**WORK TO BE COMPLETED**
Work through the data line by line, gathering every line that has the word "hammock".

**DATA RECORDS**
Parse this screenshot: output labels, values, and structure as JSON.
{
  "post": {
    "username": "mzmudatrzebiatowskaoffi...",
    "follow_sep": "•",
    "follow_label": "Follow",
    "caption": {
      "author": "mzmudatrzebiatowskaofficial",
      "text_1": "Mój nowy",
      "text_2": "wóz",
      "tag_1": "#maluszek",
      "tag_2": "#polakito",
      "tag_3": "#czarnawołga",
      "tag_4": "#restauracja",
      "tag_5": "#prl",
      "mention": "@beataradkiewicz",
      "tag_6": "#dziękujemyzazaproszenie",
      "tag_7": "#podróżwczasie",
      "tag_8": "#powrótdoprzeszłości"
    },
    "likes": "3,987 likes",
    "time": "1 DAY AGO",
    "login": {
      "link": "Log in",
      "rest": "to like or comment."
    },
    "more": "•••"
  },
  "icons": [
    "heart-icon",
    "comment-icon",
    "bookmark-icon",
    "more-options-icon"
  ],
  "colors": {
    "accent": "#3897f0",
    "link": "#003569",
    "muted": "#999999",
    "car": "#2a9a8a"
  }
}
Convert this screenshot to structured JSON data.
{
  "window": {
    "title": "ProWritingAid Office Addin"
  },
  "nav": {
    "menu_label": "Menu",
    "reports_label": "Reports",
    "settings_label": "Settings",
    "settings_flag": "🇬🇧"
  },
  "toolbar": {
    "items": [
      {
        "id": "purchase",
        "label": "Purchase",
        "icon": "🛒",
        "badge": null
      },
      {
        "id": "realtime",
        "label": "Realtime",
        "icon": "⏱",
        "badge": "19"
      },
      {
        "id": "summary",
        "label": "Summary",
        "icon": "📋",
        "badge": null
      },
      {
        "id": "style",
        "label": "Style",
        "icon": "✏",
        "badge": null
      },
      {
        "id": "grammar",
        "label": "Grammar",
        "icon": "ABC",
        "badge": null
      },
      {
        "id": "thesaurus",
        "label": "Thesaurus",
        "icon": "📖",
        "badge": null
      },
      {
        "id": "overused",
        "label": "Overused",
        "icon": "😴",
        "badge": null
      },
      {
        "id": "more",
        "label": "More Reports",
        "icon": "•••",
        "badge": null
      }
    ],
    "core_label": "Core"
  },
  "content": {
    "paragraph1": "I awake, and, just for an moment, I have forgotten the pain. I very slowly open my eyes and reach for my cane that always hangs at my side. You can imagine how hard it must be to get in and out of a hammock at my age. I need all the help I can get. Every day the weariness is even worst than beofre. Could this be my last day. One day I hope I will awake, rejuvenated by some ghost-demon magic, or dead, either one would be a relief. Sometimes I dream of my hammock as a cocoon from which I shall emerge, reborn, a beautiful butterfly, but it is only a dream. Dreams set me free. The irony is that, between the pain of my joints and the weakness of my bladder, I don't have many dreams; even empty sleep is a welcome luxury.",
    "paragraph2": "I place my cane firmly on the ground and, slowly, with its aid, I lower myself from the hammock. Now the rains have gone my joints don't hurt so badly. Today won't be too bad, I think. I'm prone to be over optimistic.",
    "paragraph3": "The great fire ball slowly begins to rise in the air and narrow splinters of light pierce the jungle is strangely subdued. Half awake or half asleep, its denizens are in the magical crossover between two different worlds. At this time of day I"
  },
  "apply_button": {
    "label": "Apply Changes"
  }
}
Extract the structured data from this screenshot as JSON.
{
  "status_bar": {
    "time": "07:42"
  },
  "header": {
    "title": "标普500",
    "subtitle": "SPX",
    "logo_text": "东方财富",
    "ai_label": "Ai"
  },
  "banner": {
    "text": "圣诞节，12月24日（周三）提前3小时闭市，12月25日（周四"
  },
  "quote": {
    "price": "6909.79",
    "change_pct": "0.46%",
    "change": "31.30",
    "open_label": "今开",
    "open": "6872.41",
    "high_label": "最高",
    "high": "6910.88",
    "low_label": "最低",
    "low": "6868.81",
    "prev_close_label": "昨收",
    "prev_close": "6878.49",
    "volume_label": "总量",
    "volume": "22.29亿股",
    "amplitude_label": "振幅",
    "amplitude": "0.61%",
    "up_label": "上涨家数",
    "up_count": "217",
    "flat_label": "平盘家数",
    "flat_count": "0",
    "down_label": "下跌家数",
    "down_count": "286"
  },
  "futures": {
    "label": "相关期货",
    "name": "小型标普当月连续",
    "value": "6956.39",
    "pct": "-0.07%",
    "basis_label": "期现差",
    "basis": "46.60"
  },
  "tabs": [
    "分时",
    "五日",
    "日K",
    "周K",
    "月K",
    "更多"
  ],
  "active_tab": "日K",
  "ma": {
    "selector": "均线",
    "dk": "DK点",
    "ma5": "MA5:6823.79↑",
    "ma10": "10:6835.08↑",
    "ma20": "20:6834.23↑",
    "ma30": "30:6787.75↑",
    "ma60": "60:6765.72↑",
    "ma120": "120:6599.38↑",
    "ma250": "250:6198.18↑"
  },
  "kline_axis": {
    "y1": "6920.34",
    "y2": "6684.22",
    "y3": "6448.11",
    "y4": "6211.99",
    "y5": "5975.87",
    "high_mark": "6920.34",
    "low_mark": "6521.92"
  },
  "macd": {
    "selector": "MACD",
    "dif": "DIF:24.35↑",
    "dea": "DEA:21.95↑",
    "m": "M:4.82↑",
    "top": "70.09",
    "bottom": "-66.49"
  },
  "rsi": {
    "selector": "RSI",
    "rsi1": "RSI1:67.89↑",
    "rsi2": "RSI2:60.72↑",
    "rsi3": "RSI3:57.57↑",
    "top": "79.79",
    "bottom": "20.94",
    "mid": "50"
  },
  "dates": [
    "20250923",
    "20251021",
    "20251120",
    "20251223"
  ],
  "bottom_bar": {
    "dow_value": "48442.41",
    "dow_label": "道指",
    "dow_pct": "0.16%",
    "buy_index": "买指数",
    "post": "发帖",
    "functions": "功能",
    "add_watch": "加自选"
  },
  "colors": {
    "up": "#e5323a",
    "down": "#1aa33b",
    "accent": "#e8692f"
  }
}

**SOLUTION**
    "paragraph1": "I awake, and, just for an moment, I have forgotten the pain. I very slowly open my eyes and reach for my cane that always hangs at my side. You can imagine how hard it must be to get in and out of a hammock at my age. I need all the help I can get. Every day the weariness is even worst than beofre. Could this be my last day. One day I hope I will awake, rejuvenated by some ghost-demon magic, or dead, either one would be a relief. Sometimes I dream of my hammock as a cocoon from which I shall emerge, reborn, a beautiful butterfly, but it is only a dream. Dreams set me free. The irony is that, between the pain of my joints and the weakness of my bladder, I don't have many dreams; even empty sleep is a welcome luxury.",
    "paragraph2": "I place my cane firmly on the ground and, slowly, with its aid, I lower myself from the hammock. Now the rains have gone my joints don't hurt so badly. Today won't be too bad, I think. I'm prone to be over optimistic.",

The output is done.